:: Records supplied ::
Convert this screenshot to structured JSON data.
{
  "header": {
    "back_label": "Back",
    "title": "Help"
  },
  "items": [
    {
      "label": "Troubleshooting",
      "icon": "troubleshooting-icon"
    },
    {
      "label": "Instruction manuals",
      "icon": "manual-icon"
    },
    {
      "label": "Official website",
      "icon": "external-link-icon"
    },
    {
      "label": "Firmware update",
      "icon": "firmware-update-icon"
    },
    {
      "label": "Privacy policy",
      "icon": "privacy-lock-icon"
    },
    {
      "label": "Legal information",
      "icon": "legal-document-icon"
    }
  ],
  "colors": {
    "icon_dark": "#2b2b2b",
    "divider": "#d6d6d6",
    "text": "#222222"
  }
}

:: Your objective ::
Repeat the records exactly, including every line.

:: Response below ::
Convert this screenshot to structured JSON data.
{
  "header": {
    "back_label": "Back",
    "title": "Help"
  },
  "items": [
    {
      "label": "Troubleshooting",
      "icon": "troubleshooting-icon"
    },
    {
      "label": "Instruction manuals",
      "icon": "manual-icon"
    },
    {
      "label": "Official website",
      "icon": "external-link-icon"
    },
    {
      "label": "Firmware update",
      "icon": "firmware-update-icon"
    },
    {
      "label": "Privacy policy",
      "icon": "privacy-lock-icon"
    },
    {
      "label": "Legal information",
      "icon": "legal-document-icon"
    }
  ],
  "colors": {
    "icon_dark": "#2b2b2b",
    "divider": "#d6d6d6",
    "text": "#222222"
  }
}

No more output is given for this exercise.